— WHAT THE EXERCISE ASKS —
In the data below, find every line with the string "tables" and pull it out.

— MATERIAL FOR THIS TASK —
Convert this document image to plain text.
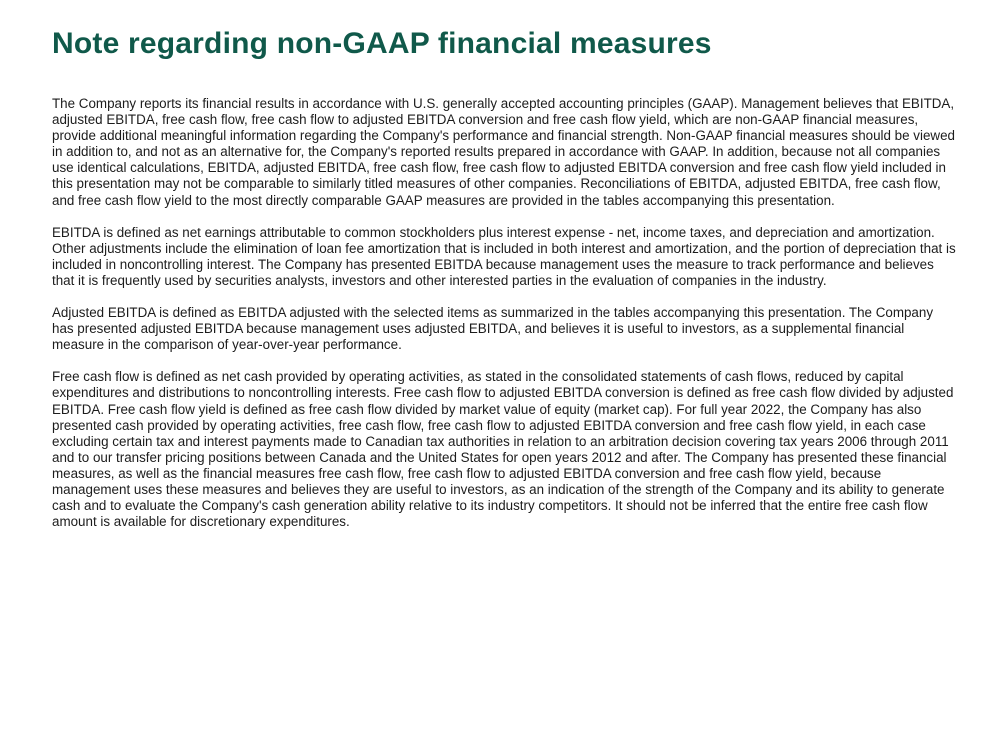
Note regarding non-GAAP financial measures

The Company reports its financial results in accordance with U.S. generally accepted accounting principles (GAAP). Management believes that EBITDA, adjusted EBITDA, free cash flow, free cash flow to adjusted EBITDA conversion and free cash flow yield, which are non-GAAP financial measures, provide additional meaningful information regarding the Company's performance and financial strength. Non-GAAP financial measures should be viewed in addition to, and not as an alternative for, the Company's reported results prepared in accordance with GAAP. In addition, because not all companies use identical calculations, EBITDA, adjusted EBITDA, free cash flow, free cash flow to adjusted EBITDA conversion and free cash flow yield included in this presentation may not be comparable to similarly titled measures of other companies. Reconciliations of EBITDA, adjusted EBITDA, free cash flow, and free cash flow yield to the most directly comparable GAAP measures are provided in the tables accompanying this presentation.

EBITDA is defined as net earnings attributable to common stockholders plus interest expense - net, income taxes, and depreciation and amortization. Other adjustments include the elimination of loan fee amortization that is included in both interest and amortization, and the portion of depreciation that is included in noncontrolling interest. The Company has presented EBITDA because management uses the measure to track performance and believes that it is frequently used by securities analysts, investors and other interested parties in the evaluation of companies in the industry.

Adjusted EBITDA is defined as EBITDA adjusted with the selected items as summarized in the tables accompanying this presentation. The Company has presented adjusted EBITDA because management uses adjusted EBITDA, and believes it is useful to investors, as a supplemental financial measure in the comparison of year-over-year performance.

Free cash flow is defined as net cash provided by operating activities, as stated in the consolidated statements of cash flows, reduced by capital expenditures and distributions to noncontrolling interests. Free cash flow to adjusted EBITDA conversion is defined as free cash flow divided by adjusted EBITDA. Free cash flow yield is defined as free cash flow divided by market value of equity (market cap). For full year 2022, the Company has also presented cash provided by operating activities, free cash flow, free cash flow to adjusted EBITDA conversion and free cash flow yield, in each case excluding certain tax and interest payments made to Canadian tax authorities in relation to an arbitration decision covering tax years 2006 through 2011 and to our transfer pricing positions between Canada and the United States for open years 2012 and after. The Company has presented these financial measures, as well as the financial measures free cash flow, free cash flow to adjusted EBITDA conversion and free cash flow yield, because management uses these measures and believes they are useful to investors, as an indication of the strength of the Company and its ability to generate cash and to evaluate the Company's cash generation ability relative to its industry competitors. It should not be inferred that the entire free cash flow amount is available for discretionary expenditures.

— OUTPUT FOR THIS TASK —
The Company reports its financial results in accordance with U.S. generally accepted accounting principles (GAAP). Management believes that EBITDA, adjusted EBITDA, free cash flow, free cash flow to adjusted EBITDA conversion and free cash flow yield, which are non-GAAP financial measures, provide additional meaningful information regarding the Company's performance and financial strength. Non-GAAP financial measures should be viewed in addition to, and not as an alternative for, the Company's reported results prepared in accordance with GAAP. In addition, because not all companies use identical calculations, EBITDA, adjusted EBITDA, free cash flow, free cash flow to adjusted EBITDA conversion and free cash flow yield included in this presentation may not be comparable to similarly titled measures of other companies. Reconciliations of EBITDA, adjusted EBITDA, free cash flow, and free cash flow yield to the most directly comparable GAAP measures are provided in the tables accompanying this presentation.
Adjusted EBITDA is defined as EBITDA adjusted with the selected items as summarized in the tables accompanying this presentation. The Company has presented adjusted EBITDA because management uses adjusted EBITDA, and believes it is useful to investors, as a supplemental financial measure in the comparison of year-over-year performance.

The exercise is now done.